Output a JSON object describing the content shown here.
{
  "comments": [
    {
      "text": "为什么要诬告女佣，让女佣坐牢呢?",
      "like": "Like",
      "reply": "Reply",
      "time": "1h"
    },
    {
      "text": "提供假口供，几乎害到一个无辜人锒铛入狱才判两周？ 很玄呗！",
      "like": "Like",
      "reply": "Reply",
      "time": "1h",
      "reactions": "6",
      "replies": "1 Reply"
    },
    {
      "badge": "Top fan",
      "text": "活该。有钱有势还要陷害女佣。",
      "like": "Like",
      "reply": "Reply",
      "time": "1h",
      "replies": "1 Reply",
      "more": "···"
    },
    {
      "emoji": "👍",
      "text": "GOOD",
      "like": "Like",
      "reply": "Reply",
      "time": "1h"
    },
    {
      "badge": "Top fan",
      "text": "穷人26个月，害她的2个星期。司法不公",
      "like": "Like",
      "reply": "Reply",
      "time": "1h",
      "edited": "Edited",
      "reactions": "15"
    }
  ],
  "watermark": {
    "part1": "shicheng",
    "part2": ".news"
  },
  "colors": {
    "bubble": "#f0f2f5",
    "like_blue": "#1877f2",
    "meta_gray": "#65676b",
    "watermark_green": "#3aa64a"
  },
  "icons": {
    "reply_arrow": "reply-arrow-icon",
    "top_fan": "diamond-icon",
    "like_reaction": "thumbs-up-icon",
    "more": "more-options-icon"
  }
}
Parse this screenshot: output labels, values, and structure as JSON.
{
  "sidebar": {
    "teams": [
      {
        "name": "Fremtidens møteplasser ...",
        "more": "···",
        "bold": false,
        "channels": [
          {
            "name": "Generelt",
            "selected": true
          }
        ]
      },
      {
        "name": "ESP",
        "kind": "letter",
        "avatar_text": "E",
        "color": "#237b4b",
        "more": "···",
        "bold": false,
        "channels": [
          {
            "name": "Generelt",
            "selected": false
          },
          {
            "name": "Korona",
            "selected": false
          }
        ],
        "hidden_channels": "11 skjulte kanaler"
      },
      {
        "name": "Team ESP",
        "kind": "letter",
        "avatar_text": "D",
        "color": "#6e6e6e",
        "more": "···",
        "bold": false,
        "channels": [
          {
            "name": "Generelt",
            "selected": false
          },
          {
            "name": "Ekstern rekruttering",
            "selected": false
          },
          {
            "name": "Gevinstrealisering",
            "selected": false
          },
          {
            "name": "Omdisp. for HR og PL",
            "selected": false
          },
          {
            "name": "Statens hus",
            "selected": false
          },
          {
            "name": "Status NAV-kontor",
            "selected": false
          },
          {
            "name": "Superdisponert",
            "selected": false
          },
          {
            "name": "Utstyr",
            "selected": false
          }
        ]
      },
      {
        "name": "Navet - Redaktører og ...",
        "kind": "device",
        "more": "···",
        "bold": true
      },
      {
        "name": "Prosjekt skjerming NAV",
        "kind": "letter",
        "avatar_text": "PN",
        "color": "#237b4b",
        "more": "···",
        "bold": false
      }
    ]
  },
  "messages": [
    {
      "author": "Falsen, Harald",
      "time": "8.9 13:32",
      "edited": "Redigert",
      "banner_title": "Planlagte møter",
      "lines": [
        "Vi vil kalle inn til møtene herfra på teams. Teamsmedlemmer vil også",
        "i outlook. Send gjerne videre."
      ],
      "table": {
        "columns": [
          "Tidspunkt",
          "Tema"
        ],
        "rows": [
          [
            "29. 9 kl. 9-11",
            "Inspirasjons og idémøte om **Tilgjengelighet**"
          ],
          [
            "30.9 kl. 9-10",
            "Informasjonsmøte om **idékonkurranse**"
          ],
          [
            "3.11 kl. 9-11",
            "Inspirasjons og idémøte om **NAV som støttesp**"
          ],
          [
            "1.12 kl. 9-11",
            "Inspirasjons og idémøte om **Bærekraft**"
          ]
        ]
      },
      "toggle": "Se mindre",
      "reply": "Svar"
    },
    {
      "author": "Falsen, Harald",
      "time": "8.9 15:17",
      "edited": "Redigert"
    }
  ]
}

※ ※ ※

◆ Set task: Set down the material above again, word for word.

◆ Result:
Output a JSON object describing the content shown here.
{
  "comments": [
    {
      "text": "为什么要诬告女佣，让女佣坐牢呢?",
      "like": "Like",
      "reply": "Reply",
      "time": "1h"
    },
    {
      "text": "提供假口供，几乎害到一个无辜人锒铛入狱才判两周？ 很玄呗！",
      "like": "Like",
      "reply": "Reply",
      "time": "1h",
      "reactions": "6",
      "replies": "1 Reply"
    },
    {
      "badge": "Top fan",
      "text": "活该。有钱有势还要陷害女佣。",
      "like": "Like",
      "reply": "Reply",
      "time": "1h",
      "replies": "1 Reply",
      "more": "···"
    },
    {
      "emoji": "👍",
      "text": "GOOD",
      "like": "Like",
      "reply": "Reply",
      "time": "1h"
    },
    {
      "badge": "Top fan",
      "text": "穷人26个月，害她的2个星期。司法不公",
      "like": "Like",
      "reply": "Reply",
      "time": "1h",
      "edited": "Edited",
      "reactions": "15"
    }
  ],
  "watermark": {
    "part1": "shicheng",
    "part2": ".news"
  },
  "colors": {
    "bubble": "#f0f2f5",
    "like_blue": "#1877f2",
    "meta_gray": "#65676b",
    "watermark_green": "#3aa64a"
  },
  "icons": {
    "reply_arrow": "reply-arrow-icon",
    "top_fan": "diamond-icon",
    "like_reaction": "thumbs-up-icon",
    "more": "more-options-icon"
  }
}
Parse this screenshot: output labels, values, and structure as JSON.
{
  "sidebar": {
    "teams": [
      {
        "name": "Fremtidens møteplasser ...",
        "more": "···",
        "bold": false,
        "channels": [
          {
            "name": "Generelt",
            "selected": true
          }
        ]
      },
      {
        "name": "ESP",
        "kind": "letter",
        "avatar_text": "E",
        "color": "#237b4b",
        "more": "···",
        "bold": false,
        "channels": [
          {
            "name": "Generelt",
            "selected": false
          },
          {
            "name": "Korona",
            "selected": false
          }
        ],
        "hidden_channels": "11 skjulte kanaler"
      },
      {
        "name": "Team ESP",
        "kind": "letter",
        "avatar_text": "D",
        "color": "#6e6e6e",
        "more": "···",
        "bold": false,
        "channels": [
          {
            "name": "Generelt",
            "selected": false
          },
          {
            "name": "Ekstern rekruttering",
            "selected": false
          },
          {
            "name": "Gevinstrealisering",
            "selected": false
          },
          {
            "name": "Omdisp. for HR og PL",
            "selected": false
          },
          {
            "name": "Statens hus",
            "selected": false
          },
          {
            "name": "Status NAV-kontor",
            "selected": false
          },
          {
            "name": "Superdisponert",
            "selected": false
          },
          {
            "name": "Utstyr",
            "selected": false
          }
        ]
      },
      {
        "name": "Navet - Redaktører og ...",
        "kind": "device",
        "more": "···",
        "bold": true
      },
      {
        "name": "Prosjekt skjerming NAV",
        "kind": "letter",
        "avatar_text": "PN",
        "color": "#237b4b",
        "more": "···",
        "bold": false
      }
    ]
  },
  "messages": [
    {
      "author": "Falsen, Harald",
      "time": "8.9 13:32",
      "edited": "Redigert",
      "banner_title": "Planlagte møter",
      "lines": [
        "Vi vil kalle inn til møtene herfra på teams. Teamsmedlemmer vil også",
        "i outlook. Send gjerne videre."
      ],
      "table": {
        "columns": [
          "Tidspunkt",
          "Tema"
        ],
        "rows": [
          [
            "29. 9 kl. 9-11",
            "Inspirasjons og idémøte om **Tilgjengelighet**"
          ],
          [
            "30.9 kl. 9-10",
            "Informasjonsmøte om **idékonkurranse**"
          ],
          [
            "3.11 kl. 9-11",
            "Inspirasjons og idémøte om **NAV som støttesp**"
          ],
          [
            "1.12 kl. 9-11",
            "Inspirasjons og idémøte om **Bærekraft**"
          ]
        ]
      },
      "toggle": "Se mindre",
      "reply": "Svar"
    },
    {
      "author": "Falsen, Harald",
      "time": "8.9 15:17",
      "edited": "Redigert"
    }
  ]
}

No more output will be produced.